(Directions): Transcribe the listing word for word.

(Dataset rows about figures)
-- Start --
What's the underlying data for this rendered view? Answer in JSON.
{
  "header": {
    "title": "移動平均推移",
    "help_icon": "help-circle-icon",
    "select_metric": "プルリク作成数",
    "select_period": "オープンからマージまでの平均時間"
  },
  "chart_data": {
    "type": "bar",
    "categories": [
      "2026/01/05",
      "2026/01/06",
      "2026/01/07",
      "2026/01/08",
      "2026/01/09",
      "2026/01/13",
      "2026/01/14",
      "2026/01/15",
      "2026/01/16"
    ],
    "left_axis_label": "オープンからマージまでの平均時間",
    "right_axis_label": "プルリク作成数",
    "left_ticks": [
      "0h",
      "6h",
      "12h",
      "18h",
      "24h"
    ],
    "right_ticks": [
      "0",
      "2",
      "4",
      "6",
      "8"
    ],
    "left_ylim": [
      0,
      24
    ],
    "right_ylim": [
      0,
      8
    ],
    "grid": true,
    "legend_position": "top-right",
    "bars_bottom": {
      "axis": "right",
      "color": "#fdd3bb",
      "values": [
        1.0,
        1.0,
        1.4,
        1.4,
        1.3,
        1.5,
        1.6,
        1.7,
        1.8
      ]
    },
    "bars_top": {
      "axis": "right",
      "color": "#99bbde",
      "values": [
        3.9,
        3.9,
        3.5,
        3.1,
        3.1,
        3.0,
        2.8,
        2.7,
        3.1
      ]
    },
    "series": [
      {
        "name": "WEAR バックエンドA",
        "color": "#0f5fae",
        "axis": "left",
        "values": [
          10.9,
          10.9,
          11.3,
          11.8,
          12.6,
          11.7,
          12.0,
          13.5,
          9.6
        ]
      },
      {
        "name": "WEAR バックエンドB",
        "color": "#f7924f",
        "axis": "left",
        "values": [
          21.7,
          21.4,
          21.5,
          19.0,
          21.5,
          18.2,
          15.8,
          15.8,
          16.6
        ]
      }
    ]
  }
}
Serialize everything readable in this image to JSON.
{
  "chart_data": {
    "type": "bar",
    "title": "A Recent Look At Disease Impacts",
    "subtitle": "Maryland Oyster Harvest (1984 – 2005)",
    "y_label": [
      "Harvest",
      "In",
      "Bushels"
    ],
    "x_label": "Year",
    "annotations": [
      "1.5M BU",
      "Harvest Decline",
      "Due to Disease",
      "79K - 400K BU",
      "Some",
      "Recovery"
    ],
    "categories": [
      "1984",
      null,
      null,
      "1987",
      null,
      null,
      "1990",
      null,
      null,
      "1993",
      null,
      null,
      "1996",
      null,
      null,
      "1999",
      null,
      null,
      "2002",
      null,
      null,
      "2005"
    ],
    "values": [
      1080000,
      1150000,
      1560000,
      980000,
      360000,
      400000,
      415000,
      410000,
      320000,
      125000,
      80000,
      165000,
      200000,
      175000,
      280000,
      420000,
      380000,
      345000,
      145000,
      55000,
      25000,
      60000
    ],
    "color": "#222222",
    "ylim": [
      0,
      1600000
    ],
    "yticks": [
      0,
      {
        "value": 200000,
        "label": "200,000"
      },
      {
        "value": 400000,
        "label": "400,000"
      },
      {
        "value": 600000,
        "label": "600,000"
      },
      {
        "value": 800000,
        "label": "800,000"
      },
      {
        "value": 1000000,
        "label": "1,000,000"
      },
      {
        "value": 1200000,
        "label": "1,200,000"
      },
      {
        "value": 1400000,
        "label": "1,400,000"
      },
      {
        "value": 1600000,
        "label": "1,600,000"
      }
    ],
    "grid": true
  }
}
-- End --
(Solution below):
What's the underlying data for this rendered view? Answer in JSON.
{
  "header": {
    "title": "移動平均推移",
    "help_icon": "help-circle-icon",
    "select_metric": "プルリク作成数",
    "select_period": "オープンからマージまでの平均時間"
  },
  "chart_data": {
    "type": "bar",
    "categories": [
      "2026/01/05",
      "2026/01/06",
      "2026/01/07",
      "2026/01/08",
      "2026/01/09",
      "2026/01/13",
      "2026/01/14",
      "2026/01/15",
      "2026/01/16"
    ],
    "left_axis_label": "オープンからマージまでの平均時間",
    "right_axis_label": "プルリク作成数",
    "left_ticks": [
      "0h",
      "6h",
      "12h",
      "18h",
      "24h"
    ],
    "right_ticks": [
      "0",
      "2",
      "4",
      "6",
      "8"
    ],
    "left_ylim": [
      0,
      24
    ],
    "right_ylim": [
      0,
      8
    ],
    "grid": true,
    "legend_position": "top-right",
    "bars_bottom": {
      "axis": "right",
      "color": "#fdd3bb",
      "values": [
        1.0,
        1.0,
        1.4,
        1.4,
        1.3,
        1.5,
        1.6,
        1.7,
        1.8
      ]
    },
    "bars_top": {
      "axis": "right",
      "color": "#99bbde",
      "values": [
        3.9,
        3.9,
        3.5,
        3.1,
        3.1,
        3.0,
        2.8,
        2.7,
        3.1
      ]
    },
    "series": [
      {
        "name": "WEAR バックエンドA",
        "color": "#0f5fae",
        "axis": "left",
        "values": [
          10.9,
          10.9,
          11.3,
          11.8,
          12.6,
          11.7,
          12.0,
          13.5,
          9.6
        ]
      },
      {
        "name": "WEAR バックエンドB",
        "color": "#f7924f",
        "axis": "left",
        "values": [
          21.7,
          21.4,
          21.5,
          19.0,
          21.5,
          18.2,
          15.8,
          15.8,
          16.6
        ]
      }
    ]
  }
}
Serialize everything readable in this image to JSON.
{
  "chart_data": {
    "type": "bar",
    "title": "A Recent Look At Disease Impacts",
    "subtitle": "Maryland Oyster Harvest (1984 – 2005)",
    "y_label": [
      "Harvest",
      "In",
      "Bushels"
    ],
    "x_label": "Year",
    "annotations": [
      "1.5M BU",
      "Harvest Decline",
      "Due to Disease",
      "79K - 400K BU",
      "Some",
      "Recovery"
    ],
    "categories": [
      "1984",
      null,
      null,
      "1987",
      null,
      null,
      "1990",
      null,
      null,
      "1993",
      null,
      null,
      "1996",
      null,
      null,
      "1999",
      null,
      null,
      "2002",
      null,
      null,
      "2005"
    ],
    "values": [
      1080000,
      1150000,
      1560000,
      980000,
      360000,
      400000,
      415000,
      410000,
      320000,
      125000,
      80000,
      165000,
      200000,
      175000,
      280000,
      420000,
      380000,
      345000,
      145000,
      55000,
      25000,
      60000
    ],
    "color": "#222222",
    "ylim": [
      0,
      1600000
    ],
    "yticks": [
      0,
      {
        "value": 200000,
        "label": "200,000"
      },
      {
        "value": 400000,
        "label": "400,000"
      },
      {
        "value": 600000,
        "label": "600,000"
      },
      {
        "value": 800000,
        "label": "800,000"
      },
      {
        "value": 1000000,
        "label": "1,000,000"
      },
      {
        "value": 1200000,
        "label": "1,200,000"
      },
      {
        "value": 1400000,
        "label": "1,400,000"
      },
      {
        "value": 1600000,
        "label": "1,600,000"
      }
    ],
    "grid": true
  }
}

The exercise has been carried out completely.